'''

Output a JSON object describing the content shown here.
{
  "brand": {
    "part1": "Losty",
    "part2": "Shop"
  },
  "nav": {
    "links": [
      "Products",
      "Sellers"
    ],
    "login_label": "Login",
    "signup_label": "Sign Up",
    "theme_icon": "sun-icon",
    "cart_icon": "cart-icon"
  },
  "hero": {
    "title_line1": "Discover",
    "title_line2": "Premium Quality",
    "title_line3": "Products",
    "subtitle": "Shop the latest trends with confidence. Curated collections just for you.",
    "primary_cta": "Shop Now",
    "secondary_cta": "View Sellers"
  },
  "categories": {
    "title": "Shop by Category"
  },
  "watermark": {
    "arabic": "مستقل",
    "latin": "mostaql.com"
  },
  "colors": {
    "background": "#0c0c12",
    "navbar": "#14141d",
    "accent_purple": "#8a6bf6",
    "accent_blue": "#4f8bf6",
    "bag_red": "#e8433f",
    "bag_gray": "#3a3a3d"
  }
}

'''

Exercise task:
Where a line contains the string "icon", extract that line.

Response to this exercise:
    "theme_icon": "sun-icon",
    "cart_icon": "cart-icon"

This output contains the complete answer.